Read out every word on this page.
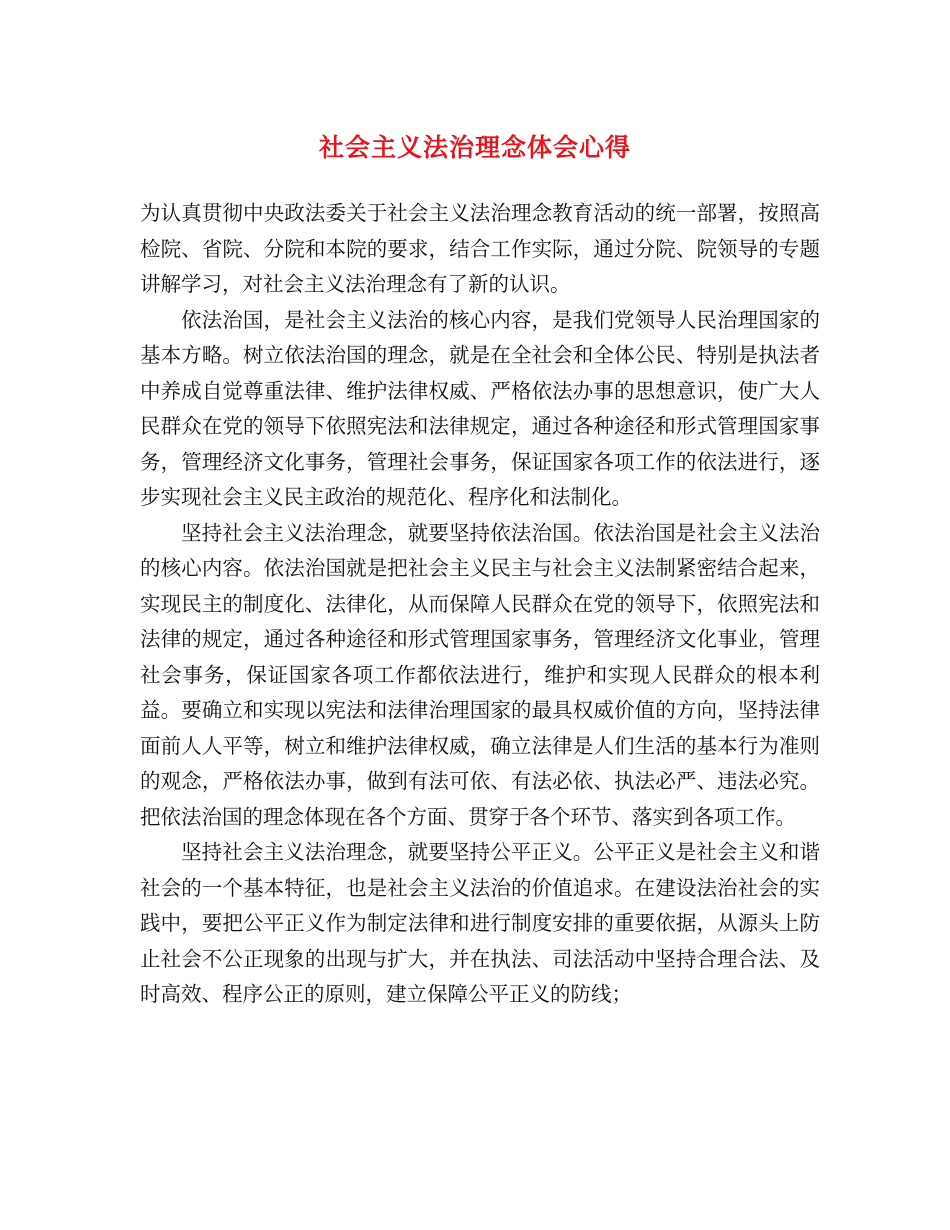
社会主义法治理念体会心得

为认真贯彻中央政法委关于社会主义法治理念教育活动的统一部署，按照高检院、省院、分院和本院的要求，结合工作实际，通过分院、院领导的专题讲解学习，对社会主义法治理念有了新的认识。

依法治国，是社会主义法治的核心内容，是我们党领导人民治理国家的基本方略。树立依法治国的理念，就是在全社会和全体公民、特别是执法者中养成自觉尊重法律、维护法律权威、严格依法办事的思想意识，使广大人民群众在党的领导下依照宪法和法律规定，通过各种途径和形式管理国家事务，管理经济文化事务，管理社会事务，保证国家各项工作的依法进行，逐步实现社会主义民主政治的规范化、程序化和法制化。

坚持社会主义法治理念，就要坚持依法治国。依法治国是社会主义法治的核心内容。依法治国就是把社会主义民主与社会主义法制紧密结合起来，实现民主的制度化、法律化，从而保障人民群众在党的领导下，依照宪法和法律的规定，通过各种途径和形式管理国家事务，管理经济文化事业，管理社会事务，保证国家各项工作都依法进行，维护和实现人民群众的根本利益。要确立和实现以宪法和法律治理国家的最具权威价值的方向，坚持法律面前人人平等，树立和维护法律权威，确立法律是人们生活的基本行为准则的观念，严格依法办事，做到有法可依、有法必依、执法必严、违法必究。把依法治国的理念体现在各个方面、贯穿于各个环节、落实到各项工作。

坚持社会主义法治理念，就要坚持公平正义。公平正义是社会主义和谐社会的一个基本特征，也是社会主义法治的价值追求。在建设法治社会的实践中，要把公平正义作为制定法律和进行制度安排的重要依据，从源头上防止社会不公正现象的出现与扩大，并在执法、司法活动中坚持合理合法、及时高效、程序公正的原则，建立保障公平正义的防线；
________________________________________
* Short task
Work through the records above line by line and count those that hold the string "管理社会事务". Give only the result.

* Response to this task
2